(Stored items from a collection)
- - - - - - -

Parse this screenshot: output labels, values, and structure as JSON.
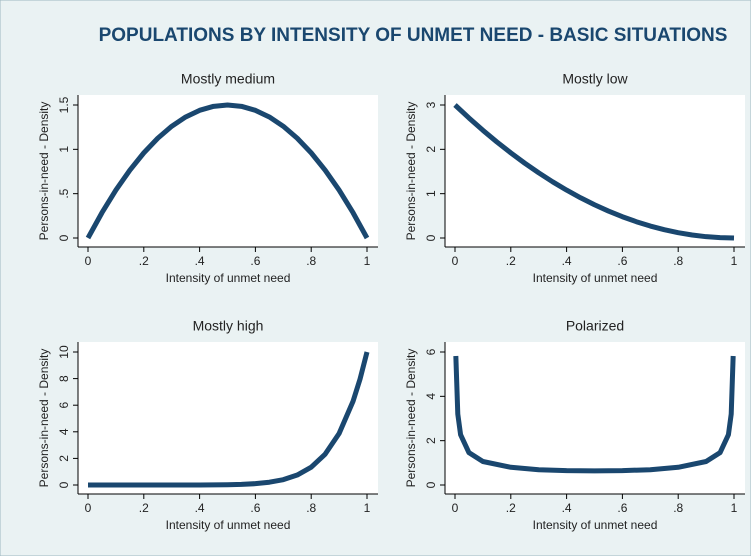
{
  "title": "POPULATIONS BY INTENSITY OF UNMET NEED - BASIC SITUATIONS",
  "chart_data": [
    {
      "type": "line",
      "title": "Mostly medium",
      "xlabel": "Intensity of unmet need",
      "ylabel": "Persons-in-need - Density",
      "x": [
        0,
        0.05,
        0.1,
        0.15,
        0.2,
        0.25,
        0.3,
        0.35,
        0.4,
        0.45,
        0.5,
        0.55,
        0.6,
        0.65,
        0.7,
        0.75,
        0.8,
        0.85,
        0.9,
        0.95,
        1
      ],
      "values": [
        0,
        0.285,
        0.54,
        0.765,
        0.96,
        1.125,
        1.26,
        1.365,
        1.44,
        1.485,
        1.5,
        1.485,
        1.44,
        1.365,
        1.26,
        1.125,
        0.96,
        0.765,
        0.54,
        0.285,
        0
      ],
      "color": "#1a476f",
      "xlim": [
        0,
        1
      ],
      "ylim": [
        0,
        1.5
      ],
      "xticks": [
        0,
        {
          "value": 0.2,
          "label": ".2"
        },
        {
          "value": 0.4,
          "label": ".4"
        },
        {
          "value": 0.6,
          "label": ".6"
        },
        {
          "value": 0.8,
          "label": ".8"
        },
        1
      ],
      "yticks": [
        0,
        {
          "value": 0.5,
          "label": ".5"
        },
        1,
        1.5
      ]
    },
    {
      "type": "line",
      "title": "Mostly low",
      "xlabel": "Intensity of unmet need",
      "ylabel": "Persons-in-need - Density",
      "x": [
        0,
        0.05,
        0.1,
        0.15,
        0.2,
        0.25,
        0.3,
        0.35,
        0.4,
        0.45,
        0.5,
        0.55,
        0.6,
        0.65,
        0.7,
        0.75,
        0.8,
        0.85,
        0.9,
        0.95,
        1
      ],
      "values": [
        3,
        2.7075,
        2.43,
        2.1675,
        1.92,
        1.6875,
        1.47,
        1.2675,
        1.08,
        0.9075,
        0.75,
        0.6075,
        0.48,
        0.3675,
        0.27,
        0.1875,
        0.12,
        0.0675,
        0.03,
        0.0075,
        0
      ],
      "color": "#1a476f",
      "xlim": [
        0,
        1
      ],
      "ylim": [
        0,
        3
      ],
      "xticks": [
        0,
        {
          "value": 0.2,
          "label": ".2"
        },
        {
          "value": 0.4,
          "label": ".4"
        },
        {
          "value": 0.6,
          "label": ".6"
        },
        {
          "value": 0.8,
          "label": ".8"
        },
        1
      ],
      "yticks": [
        0,
        1,
        2,
        3
      ]
    },
    {
      "type": "line",
      "title": "Mostly high",
      "xlabel": "Intensity of unmet need",
      "ylabel": "Persons-in-need - Density",
      "x": [
        0,
        0.1,
        0.2,
        0.3,
        0.4,
        0.45,
        0.5,
        0.55,
        0.6,
        0.65,
        0.7,
        0.75,
        0.8,
        0.85,
        0.9,
        0.95,
        0.975,
        1
      ],
      "values": [
        0,
        0,
        0,
        0,
        0,
        0.01,
        0.02,
        0.046,
        0.1,
        0.21,
        0.4,
        0.75,
        1.34,
        2.32,
        3.87,
        6.3,
        7.96,
        10
      ],
      "color": "#1a476f",
      "xlim": [
        0,
        1
      ],
      "ylim": [
        0,
        10
      ],
      "xticks": [
        0,
        {
          "value": 0.2,
          "label": ".2"
        },
        {
          "value": 0.4,
          "label": ".4"
        },
        {
          "value": 0.6,
          "label": ".6"
        },
        {
          "value": 0.8,
          "label": ".8"
        },
        1
      ],
      "yticks": [
        0,
        2,
        4,
        6,
        8,
        10
      ]
    },
    {
      "type": "line",
      "title": "Polarized",
      "xlabel": "Intensity of unmet need",
      "ylabel": "Persons-in-need - Density",
      "x": [
        0.003,
        0.01,
        0.02,
        0.05,
        0.1,
        0.2,
        0.3,
        0.4,
        0.5,
        0.6,
        0.7,
        0.8,
        0.9,
        0.95,
        0.98,
        0.99,
        0.997
      ],
      "values": [
        5.82,
        3.2,
        2.27,
        1.46,
        1.06,
        0.8,
        0.69,
        0.65,
        0.64,
        0.65,
        0.69,
        0.8,
        1.06,
        1.46,
        2.27,
        3.2,
        5.82
      ],
      "color": "#1a476f",
      "xlim": [
        0,
        1
      ],
      "ylim": [
        0,
        6
      ],
      "xticks": [
        0,
        {
          "value": 0.2,
          "label": ".2"
        },
        {
          "value": 0.4,
          "label": ".4"
        },
        {
          "value": 0.6,
          "label": ".6"
        },
        {
          "value": 0.8,
          "label": ".8"
        },
        1
      ],
      "yticks": [
        0,
        2,
        4,
        6
      ]
    }
  ]
}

- - - - - - -

Your instructions.
Omit every picture, then repeat the remaining data exactly as it appears above.

Exercise solution.
Parse this screenshot: output labels, values, and structure as JSON.
{
  "title": "POPULATIONS BY INTENSITY OF UNMET NEED - BASIC SITUATIONS",
  "chart_data": [
    {
      "type": "line",
      "title": "Mostly medium",
      "xlabel": "Intensity of unmet need",
      "ylabel": "Persons-in-need - Density",
      "x": [
        0,
        0.05,
        0.1,
        0.15,
        0.2,
        0.25,
        0.3,
        0.35,
        0.4,
        0.45,
        0.5,
        0.55,
        0.6,
        0.65,
        0.7,
        0.75,
        0.8,
        0.85,
        0.9,
        0.95,
        1
      ],
      "values": [
        0,
        0.285,
        0.54,
        0.765,
        0.96,
        1.125,
        1.26,
        1.365,
        1.44,
        1.485,
        1.5,
        1.485,
        1.44,
        1.365,
        1.26,
        1.125,
        0.96,
        0.765,
        0.54,
        0.285,
        0
      ],
      "color": "#1a476f",
      "xlim": [
        0,
        1
      ],
      "ylim": [
        0,
        1.5
      ],
      "xticks": [
        0,
        {
          "value": 0.2,
          "label": ".2"
        },
        {
          "value": 0.4,
          "label": ".4"
        },
        {
          "value": 0.6,
          "label": ".6"
        },
        {
          "value": 0.8,
          "label": ".8"
        },
        1
      ],
      "yticks": [
        0,
        {
          "value": 0.5,
          "label": ".5"
        },
        1,
        1.5
      ]
    },
    {
      "type": "line",
      "title": "Mostly low",
      "xlabel": "Intensity of unmet need",
      "ylabel": "Persons-in-need - Density",
      "x": [
        0,
        0.05,
        0.1,
        0.15,
        0.2,
        0.25,
        0.3,
        0.35,
        0.4,
        0.45,
        0.5,
        0.55,
        0.6,
        0.65,
        0.7,
        0.75,
        0.8,
        0.85,
        0.9,
        0.95,
        1
      ],
      "values": [
        3,
        2.7075,
        2.43,
        2.1675,
        1.92,
        1.6875,
        1.47,
        1.2675,
        1.08,
        0.9075,
        0.75,
        0.6075,
        0.48,
        0.3675,
        0.27,
        0.1875,
        0.12,
        0.0675,
        0.03,
        0.0075,
        0
      ],
      "color": "#1a476f",
      "xlim": [
        0,
        1
      ],
      "ylim": [
        0,
        3
      ],
      "xticks": [
        0,
        {
          "value": 0.2,
          "label": ".2"
        },
        {
          "value": 0.4,
          "label": ".4"
        },
        {
          "value": 0.6,
          "label": ".6"
        },
        {
          "value": 0.8,
          "label": ".8"
        },
        1
      ],
      "yticks": [
        0,
        1,
        2,
        3
      ]
    },
    {
      "type": "line",
      "title": "Mostly high",
      "xlabel": "Intensity of unmet need",
      "ylabel": "Persons-in-need - Density",
      "x": [
        0,
        0.1,
        0.2,
        0.3,
        0.4,
        0.45,
        0.5,
        0.55,
        0.6,
        0.65,
        0.7,
        0.75,
        0.8,
        0.85,
        0.9,
        0.95,
        0.975,
        1
      ],
      "values": [
        0,
        0,
        0,
        0,
        0,
        0.01,
        0.02,
        0.046,
        0.1,
        0.21,
        0.4,
        0.75,
        1.34,
        2.32,
        3.87,
        6.3,
        7.96,
        10
      ],
      "color": "#1a476f",
      "xlim": [
        0,
        1
      ],
      "ylim": [
        0,
        10
      ],
      "xticks": [
        0,
        {
          "value": 0.2,
          "label": ".2"
        },
        {
          "value": 0.4,
          "label": ".4"
        },
        {
          "value": 0.6,
          "label": ".6"
        },
        {
          "value": 0.8,
          "label": ".8"
        },
        1
      ],
      "yticks": [
        0,
        2,
        4,
        6,
        8,
        10
      ]
    },
    {
      "type": "line",
      "title": "Polarized",
      "xlabel": "Intensity of unmet need",
      "ylabel": "Persons-in-need - Density",
      "x": [
        0.003,
        0.01,
        0.02,
        0.05,
        0.1,
        0.2,
        0.3,
        0.4,
        0.5,
        0.6,
        0.7,
        0.8,
        0.9,
        0.95,
        0.98,
        0.99,
        0.997
      ],
      "values": [
        5.82,
        3.2,
        2.27,
        1.46,
        1.06,
        0.8,
        0.69,
        0.65,
        0.64,
        0.65,
        0.69,
        0.8,
        1.06,
        1.46,
        2.27,
        3.2,
        5.82
      ],
      "color": "#1a476f",
      "xlim": [
        0,
        1
      ],
      "ylim": [
        0,
        6
      ],
      "xticks": [
        0,
        {
          "value": 0.2,
          "label": ".2"
        },
        {
          "value": 0.4,
          "label": ".4"
        },
        {
          "value": 0.6,
          "label": ".6"
        },
        {
          "value": 0.8,
          "label": ".8"
        },
        1
      ],
      "yticks": [
        0,
        2,
        4,
        6
      ]
    }
  ]
}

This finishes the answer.